Task statement: Can you revise the records from the line with "wire D3 to U1 pin8 OUT3 (623, 256, 730, 280)" to the line with "svg-text:S: S (635, 527, 642, 538)", changing "junction" to "node" and leaving everything else as it is? Give back only those lines.

+++

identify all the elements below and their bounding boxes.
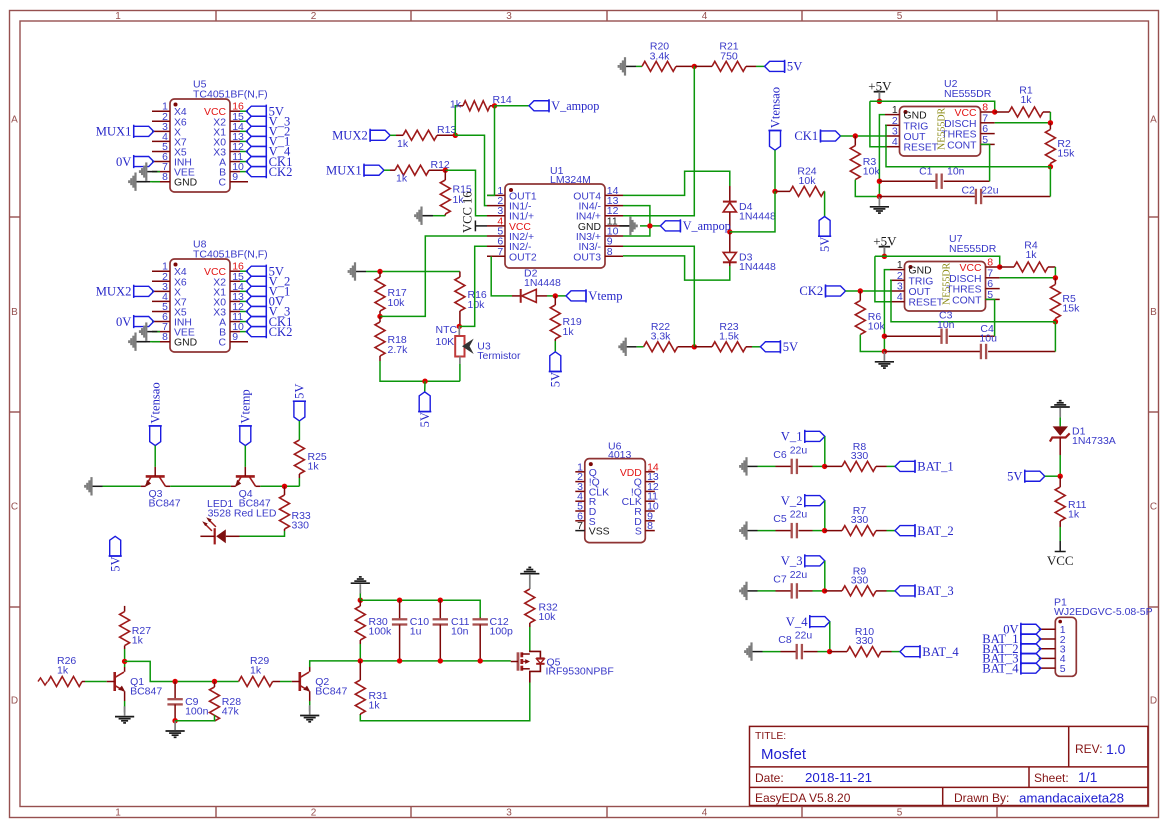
wire D3 to U1 pin8 OUT3 (623, 256, 730, 280)
junction R2 bottom (1048, 164, 1053, 169)
svg-text:VCC: VCC (960, 263, 982, 274)
net flag 5V at R23 (760, 340, 798, 354)
capacitor C7 22u (773, 569, 812, 599)
junction R12-R15 (443, 168, 448, 173)
wire R9 to BAT_3 (887, 590, 896, 592)
svg-text:Date:: Date: (755, 771, 784, 785)
net flag Vtensao column (768, 87, 782, 150)
ground at R17 top (349, 262, 366, 280)
ground symbol at U2 (870, 197, 889, 214)
svg-text:3: 3 (506, 11, 512, 22)
resistor R23 1.5k (694, 321, 752, 352)
junction V_4 (827, 649, 832, 654)
wire R3 to ground rail (855, 180, 879, 197)
resistor R21 750 (694, 41, 756, 72)
IC U2 NE555DR (885, 78, 995, 156)
wire R31 to bottom rail to Q5 source (360, 683, 530, 721)
net flag 5V at U5 pin 16 (246, 104, 284, 118)
diode D3 1N4448 (723, 232, 776, 273)
svg-text:OUT2: OUT2 (509, 252, 537, 263)
wire Vtensao to Q3 base (154, 446, 156, 467)
resistor R27 1k (120, 606, 152, 649)
ground at U5 pin 7 VEE (140, 162, 160, 180)
wire CK2 to U7 pin3 OUT (846, 290, 891, 292)
svg-text:4: 4 (897, 291, 903, 303)
junction mid rail C12 (478, 658, 483, 663)
wire V_3 flag down (824, 561, 826, 591)
wire U2 pin2 TRIG to R2 bottom (885, 125, 1050, 166)
junction R28 top (212, 679, 217, 684)
svg-text:330: 330 (856, 635, 874, 647)
svg-text:1k: 1k (563, 326, 575, 338)
op-amp U1 LM324M (487, 165, 623, 268)
svg-text:BC847: BC847 (315, 686, 347, 698)
wire R13 junction to U1 pin2 (455, 135, 487, 205)
net flag V_2 at U8 pin 15 (246, 274, 290, 288)
net flag V_ampop top (529, 99, 599, 113)
wire R25 to row (298, 478, 300, 486)
wire R29 to Q2 base (280, 681, 292, 683)
wire U7 pin2 TRIG to R5 bottom (890, 280, 1055, 321)
svg-text:S: S (635, 527, 642, 538)
svg-text:Mosfet: Mosfet (761, 746, 807, 763)
svg-text:100n: 100n (185, 706, 209, 718)
ground at C6 (740, 457, 757, 475)
svg-text:1/1: 1/1 (1078, 769, 1098, 785)
svg-text:C: C (218, 178, 226, 189)
svg-text:C: C (1150, 502, 1157, 513)
junction C11 top (438, 598, 443, 603)
mosfet Q5 IRF9530NPBF (511, 651, 614, 683)
zener diode D1 1N4733A (1050, 426, 1116, 456)
svg-text:5: 5 (897, 11, 903, 22)
wire R6 to ground rail (860, 335, 884, 352)
svg-text:GND: GND (909, 266, 932, 277)
diode D4 1N4448 (723, 186, 776, 232)
resistor R7 330 (825, 505, 887, 536)
junction C9 bottom (172, 718, 177, 723)
capacitor C5 22u (773, 509, 812, 539)
wire R20 junction down to U1 pin12 (623, 66, 694, 215)
svg-text:750: 750 (720, 51, 738, 63)
svg-text:15k: 15k (1057, 147, 1075, 159)
ground at C9 (166, 721, 185, 738)
svg-text:Vtemp: Vtemp (588, 289, 622, 303)
svg-text:8: 8 (647, 520, 653, 532)
IC U7 NE555DR (890, 233, 1000, 311)
wire R21 to 5V flag (756, 65, 765, 67)
wire R27 to Q1 collector (124, 649, 126, 667)
wire 5V to R25 (298, 421, 300, 440)
wire R4 down to DISCH (1054, 267, 1056, 278)
svg-text:C7: C7 (773, 573, 787, 585)
power flag VCC below R11 (1047, 527, 1074, 568)
wire V_4 flag down (829, 622, 831, 652)
svg-text:OUT: OUT (904, 132, 927, 143)
wire D1 to 5V junction (1059, 455, 1061, 476)
net flag MUX1 mid (326, 163, 384, 177)
svg-text:OUT: OUT (909, 287, 932, 298)
net flag V_4 (786, 615, 830, 629)
junction V_2 (822, 528, 827, 533)
wire +5V rail to U7 pin8 (875, 256, 1000, 267)
svg-text:D: D (1150, 696, 1157, 707)
svg-text:330: 330 (292, 520, 310, 532)
svg-text:5V: 5V (293, 383, 307, 398)
net flag 0V at U8 pin 13 (246, 295, 284, 309)
wire Q3 collector to Q4 emitter (170, 485, 231, 487)
svg-text:5V: 5V (783, 340, 798, 354)
capacitor C10 1u (392, 600, 429, 661)
power flag +5V at U2 (868, 78, 892, 101)
capacitor C2 22u at U2 (879, 185, 1050, 205)
resistor R32 10k (525, 589, 558, 627)
svg-text:CK2: CK2 (799, 284, 823, 298)
ground at U5 pin 8 GND (129, 172, 160, 190)
wire R23 to 5V flag (752, 346, 760, 348)
wire U2 pin1 GND down (879, 115, 885, 197)
net flag 0V at U5 pin 6 (116, 155, 154, 169)
transistor Q3 BC847 (141, 467, 181, 509)
svg-text:BAT_1: BAT_1 (917, 460, 953, 474)
svg-text:BAT_4: BAT_4 (982, 661, 1019, 675)
resistor R6 10k at U7 (855, 291, 885, 335)
resistor R29 1k (239, 655, 280, 687)
net flag 5V below R19 (549, 352, 563, 388)
inverted ground above R32 (520, 567, 539, 589)
svg-text:CK2: CK2 (269, 325, 293, 339)
resistor R18 2.7k (375, 316, 408, 361)
svg-text:2: 2 (311, 808, 317, 819)
svg-text:C6: C6 (773, 449, 787, 461)
transistor Q4 BC847 (231, 467, 271, 509)
capacitor C11 10n (433, 600, 470, 661)
net flag 0V at U8 pin 6 (116, 315, 154, 329)
ground at C8 (745, 642, 762, 660)
wire V_2 flag down (824, 501, 826, 531)
svg-text:1k: 1k (1068, 509, 1080, 521)
wire to 5V flag below rail (424, 381, 426, 392)
IC U8 TC4051BF (152, 239, 268, 353)
wire C5 to junction (813, 530, 825, 532)
svg-text:VCC 16: VCC 16 (461, 191, 475, 233)
svg-text:VCC: VCC (1047, 553, 1074, 568)
ground at C5 (740, 521, 757, 539)
ground above D1 (1051, 401, 1070, 418)
wire R10 to BAT_4 (892, 651, 901, 653)
svg-text:DISCH: DISCH (944, 119, 976, 130)
svg-text:5: 5 (897, 808, 903, 819)
resistor R20 3.4k (642, 41, 694, 72)
svg-text:5V: 5V (549, 372, 563, 387)
svg-text:A: A (11, 115, 18, 126)
svg-text:TRIG: TRIG (909, 276, 934, 287)
svg-text:10k: 10k (868, 321, 886, 333)
net flag Vtemp above Q4 (239, 389, 253, 445)
svg-text:15k: 15k (1062, 302, 1080, 314)
ground at C7 (740, 582, 757, 600)
svg-text:1.0: 1.0 (1106, 741, 1126, 757)
junction R13-R14 (453, 133, 458, 138)
resistor R14 1k (450, 94, 512, 111)
svg-text:VSS: VSS (589, 527, 610, 538)
junction U7 pin8 (997, 264, 1002, 269)
net flag 5V below R24 (818, 217, 832, 253)
svg-text:Vtensao: Vtensao (149, 382, 163, 423)
junction R17 top (377, 269, 382, 274)
svg-text:8: 8 (607, 246, 613, 258)
svg-text:C2: C2 (961, 185, 975, 197)
junction bottom rail 5V tap (422, 379, 427, 384)
junction R20-R21 (692, 64, 697, 69)
power flag +5V at U7 (873, 233, 897, 256)
svg-text:10k: 10k (468, 299, 486, 311)
svg-text:1N4448: 1N4448 (739, 211, 776, 223)
junction R5 bottom (1053, 319, 1058, 324)
wire +5V rail to U2 pin8 (870, 101, 995, 112)
svg-text:Sheet:: Sheet: (1034, 771, 1069, 785)
svg-text:1k: 1k (57, 665, 69, 677)
svg-text:1N4733A: 1N4733A (1072, 435, 1116, 447)
resistor R11 1k (1055, 476, 1086, 527)
resistor R12 1k (390, 159, 450, 185)
svg-text:BAT_4: BAT_4 (922, 645, 959, 659)
wire R19 to 5V flag (554, 341, 556, 352)
wire ground to C6 (758, 465, 776, 467)
net flag MUX2 at U8 pin 3 (96, 285, 154, 299)
net flag BAT_3 at P1 pin 4 (982, 652, 1041, 666)
wire Vtensao junction to diode junction (730, 191, 775, 232)
junction V_3 (822, 588, 827, 593)
wire U1 pin14 OUT4 to diode D4 (623, 171, 730, 195)
svg-text:9: 9 (232, 171, 238, 183)
svg-text:WJ2EDGVC-5.08-5P: WJ2EDGVC-5.08-5P (1054, 606, 1153, 618)
resistor R30 100k (355, 600, 392, 644)
net flag MUX2 (332, 129, 390, 143)
transistor Q2 BC847 (292, 667, 348, 701)
svg-text:10k: 10k (863, 166, 881, 178)
svg-text:NE555DR: NE555DR (944, 88, 992, 100)
svg-text:3: 3 (506, 808, 512, 819)
svg-text:1k: 1k (397, 138, 409, 150)
svg-text:0V: 0V (116, 315, 131, 329)
svg-text:10k: 10k (539, 611, 557, 623)
junction C10 top (397, 598, 402, 603)
svg-text:3528 Red LED: 3528 Red LED (208, 508, 277, 520)
svg-text:VCC: VCC (955, 108, 977, 119)
junction +5V rail U2 (877, 99, 882, 104)
capacitor C9 100n (167, 682, 208, 721)
wire R16 junction to U1 pin6 (459, 246, 487, 326)
svg-text:DISCH: DISCH (949, 274, 981, 285)
svg-text:5V: 5V (787, 60, 802, 74)
svg-text:MUX2: MUX2 (96, 285, 132, 299)
wire top rail R17-R16 (366, 271, 460, 273)
capacitor C6 22u (773, 444, 812, 474)
net flag CK2 (799, 284, 845, 298)
svg-text:1k: 1k (369, 700, 381, 712)
connector P1 WJ2EDGVC-5.08-5P (1039, 597, 1153, 677)
capacitor C8 22u (778, 630, 817, 660)
svg-text:2.7k: 2.7k (388, 344, 409, 356)
capacitor C12 100p (473, 616, 514, 661)
junction Vtensao-R24 (772, 189, 777, 194)
wire thermistor to rail (459, 364, 461, 381)
resistor R13 1k (396, 124, 456, 150)
wire U7 pin7 DISCH (1000, 277, 1056, 279)
junction R22-R23 (692, 344, 697, 349)
junction CK1-R3 (853, 133, 858, 138)
junction DISCH U2 (1048, 120, 1053, 125)
ground at U8 pin 7 VEE (140, 322, 160, 340)
svg-text:5: 5 (1060, 663, 1066, 675)
svg-text:BAT_3: BAT_3 (917, 584, 953, 598)
svg-text:GND: GND (174, 178, 197, 189)
svg-text:1k: 1k (250, 665, 262, 677)
ground at R22 (619, 338, 636, 356)
wire R24 to 5V flag (824, 191, 826, 216)
wire MUX1 to R12 (384, 169, 390, 171)
svg-text:Termistor: Termistor (477, 350, 521, 362)
net flag 5V floating (109, 536, 123, 572)
wire U1 pin9 to R22 junction (623, 246, 694, 347)
svg-text:3.4k: 3.4k (650, 51, 671, 63)
svg-text:22u: 22u (790, 509, 808, 521)
svg-text:V_1: V_1 (781, 430, 803, 444)
net flag V_ampop at U1 pin11 (660, 219, 730, 233)
wire U1 pin7 OUT2 to D2 (491, 256, 512, 296)
wire R12 junction to U1 pin3 (445, 170, 487, 216)
inverted ground above R30 (351, 577, 370, 600)
svg-text:BC847: BC847 (130, 686, 162, 698)
net flag BAT_4 at P1 pin 5 (982, 661, 1041, 675)
svg-text:Vtemp: Vtemp (239, 389, 253, 423)
svg-text:NE555DR: NE555DR (942, 262, 953, 305)
svg-text:10n: 10n (451, 626, 469, 638)
svg-text:5V: 5V (818, 237, 832, 252)
net flag V_2 at U5 pin 14 (246, 125, 290, 139)
wire U2 pin7 DISCH (995, 122, 1051, 124)
net flag BAT_1 (895, 460, 954, 474)
wire ground to R20 (636, 65, 642, 67)
net flag CK2 at U5 pin 10 (246, 165, 292, 179)
svg-text:1k: 1k (450, 99, 462, 111)
svg-text:CK1: CK1 (794, 129, 818, 143)
resistor R9 330 (825, 565, 887, 596)
wire D2 to Vtemp (547, 295, 566, 297)
net flag 5V above R25 (293, 383, 307, 420)
svg-text:1.5k: 1.5k (719, 331, 740, 343)
svg-text:TRIG: TRIG (904, 121, 929, 132)
wire R14 left to junction (455, 106, 458, 136)
wire R2 bottom to C2 (1049, 167, 1051, 197)
resistor R33 330 (280, 486, 311, 531)
svg-text:10n: 10n (947, 166, 965, 178)
wire R26 to Q1 base (85, 681, 107, 683)
resistor R1 1k at U2 (995, 84, 1051, 117)
svg-text:22u: 22u (790, 444, 808, 456)
power flag VCC 16 at U1 pin4 (461, 191, 488, 233)
svg-text:1: 1 (115, 11, 121, 22)
svg-text:1u: 1u (410, 626, 422, 638)
svg-text:47k: 47k (222, 706, 240, 718)
wire ground to Q3 (103, 485, 141, 487)
svg-text:V_2: V_2 (781, 494, 803, 508)
net flag BAT_3 (895, 584, 954, 598)
svg-text:1k: 1k (308, 461, 320, 473)
net flag CK1 at U8 pin 11 (246, 315, 292, 329)
net flag V_3 at U8 pin 12 (246, 305, 290, 319)
wire R28 to C9 ground (175, 715, 214, 721)
net flag V_3 (781, 554, 825, 568)
junction U1 pin11 net (647, 223, 652, 228)
svg-text:1N4448: 1N4448 (739, 261, 776, 273)
ground at Q3 emitter (85, 477, 102, 495)
svg-text:RESET: RESET (909, 298, 944, 309)
svg-text:10k: 10k (388, 297, 406, 309)
svg-text:Vtensao: Vtensao (768, 87, 782, 128)
net flag BAT_4 (900, 645, 959, 659)
IC U5 TC4051BF (152, 79, 268, 193)
wire R17 junction to U1 pin5 (380, 236, 487, 316)
svg-text:C: C (218, 338, 226, 349)
svg-text:3.3k: 3.3k (651, 331, 672, 343)
junction U2 pin8 (992, 109, 997, 114)
ground at U1 pin11 GND (619, 217, 636, 235)
junction ground rail U2 (877, 194, 882, 199)
svg-text:330: 330 (851, 514, 869, 526)
svg-text:RESET: RESET (904, 143, 939, 154)
wire R8 to BAT_1 (887, 465, 896, 467)
capacitor C1 10n at U2 (879, 166, 989, 189)
junction V_1 (822, 464, 827, 469)
junction +5V rail U7 (882, 254, 887, 259)
svg-text:10k: 10k (799, 175, 817, 187)
junction ground rail U7 (882, 349, 887, 354)
resistor R16 10k (455, 272, 487, 327)
net flag 5V at R11 (1007, 469, 1045, 483)
junction DISCH U7 (1053, 275, 1058, 280)
wire ground to C7 (758, 590, 776, 592)
net flag CK2 at U8 pin 10 (246, 325, 292, 339)
svg-text:5V: 5V (109, 556, 123, 571)
svg-text:7: 7 (577, 520, 583, 532)
net flag 0V at P1 pin 1 (1003, 623, 1041, 637)
resistor R4 1k at U7 (1000, 239, 1056, 272)
svg-text:GND: GND (904, 111, 927, 122)
resistor R15 1k (440, 170, 472, 216)
junction R30 top (358, 598, 363, 603)
net flag V_3 at U5 pin 15 (246, 114, 290, 128)
svg-text:CK2: CK2 (269, 165, 293, 179)
resistor R3 10k at U2 (850, 136, 880, 180)
net flag 5V at R21 (765, 60, 803, 74)
svg-text:1: 1 (115, 808, 121, 819)
svg-text:10K: 10K (436, 336, 455, 348)
svg-text:V_ampop: V_ampop (683, 219, 731, 233)
wire Q2 collector to mid rail (310, 661, 511, 667)
svg-text:MUX2: MUX2 (332, 129, 368, 143)
net flag CK1 (794, 129, 840, 143)
wire ground to C8 (763, 651, 781, 653)
resistor R5 15k at U7 (1050, 278, 1080, 322)
junction D2-R19 (553, 293, 558, 298)
svg-text:REV:: REV: (1075, 742, 1103, 756)
ground at R15 (415, 207, 433, 225)
svg-text:330: 330 (851, 574, 869, 586)
svg-text:NE555DR: NE555DR (937, 107, 948, 150)
wire Q4 collector to R25 (260, 485, 299, 487)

+++

Exercise answer:
wire D3 to U1 pin8 OUT3 (623, 256, 730, 280)
node R2 bottom (1048, 164, 1053, 169)
svg-text:VCC: VCC (960, 263, 982, 274)
net flag 5V at R23 (760, 340, 798, 354)
capacitor C7 22u (773, 569, 812, 599)
node R12-R15 (443, 168, 448, 173)
wire R9 to BAT_3 (887, 590, 896, 592)
svg-text:Date:: Date: (755, 771, 784, 785)
net flag Vtensao column (768, 87, 782, 150)
ground at R17 top (349, 262, 366, 280)
ground symbol at U2 (870, 197, 889, 214)
svg-text:3: 3 (506, 11, 512, 22)
resistor R23 1.5k (694, 321, 752, 352)
node V_4 (827, 649, 832, 654)
wire R3 to ground rail (855, 180, 879, 197)
resistor R21 750 (694, 41, 756, 72)
IC U2 NE555DR (885, 78, 995, 156)
wire R31 to bottom rail to Q5 source (360, 683, 530, 721)
net flag 5V at U5 pin 16 (246, 104, 284, 118)
diode D3 1N4448 (723, 232, 776, 273)
svg-text:OUT2: OUT2 (509, 252, 537, 263)
wire Vtensao to Q3 base (154, 446, 156, 467)
resistor R27 1k (120, 606, 152, 649)
ground at U5 pin 7 VEE (140, 162, 160, 180)
wire CK2 to U7 pin3 OUT (846, 290, 891, 292)
svg-text:4: 4 (897, 291, 903, 303)
node mid rail C12 (478, 658, 483, 663)
wire V_3 flag down (824, 561, 826, 591)
wire U2 pin2 TRIG to R2 bottom (885, 125, 1050, 166)
node R28 top (212, 679, 217, 684)
svg-text:330: 330 (856, 635, 874, 647)
svg-text:1k: 1k (563, 326, 575, 338)
op-amp U1 LM324M (487, 165, 623, 268)
svg-text:BC847: BC847 (315, 686, 347, 698)
wire R13 node to U1 pin2 (455, 135, 487, 205)
net flag V_2 at U8 pin 15 (246, 274, 290, 288)
net flag V_ampop top (529, 99, 599, 113)
wire R25 to row (298, 478, 300, 486)
wire R29 to Q2 base (280, 681, 292, 683)
wire U7 pin2 TRIG to R5 bottom (890, 280, 1055, 321)
svg-text:S: S (635, 527, 642, 538)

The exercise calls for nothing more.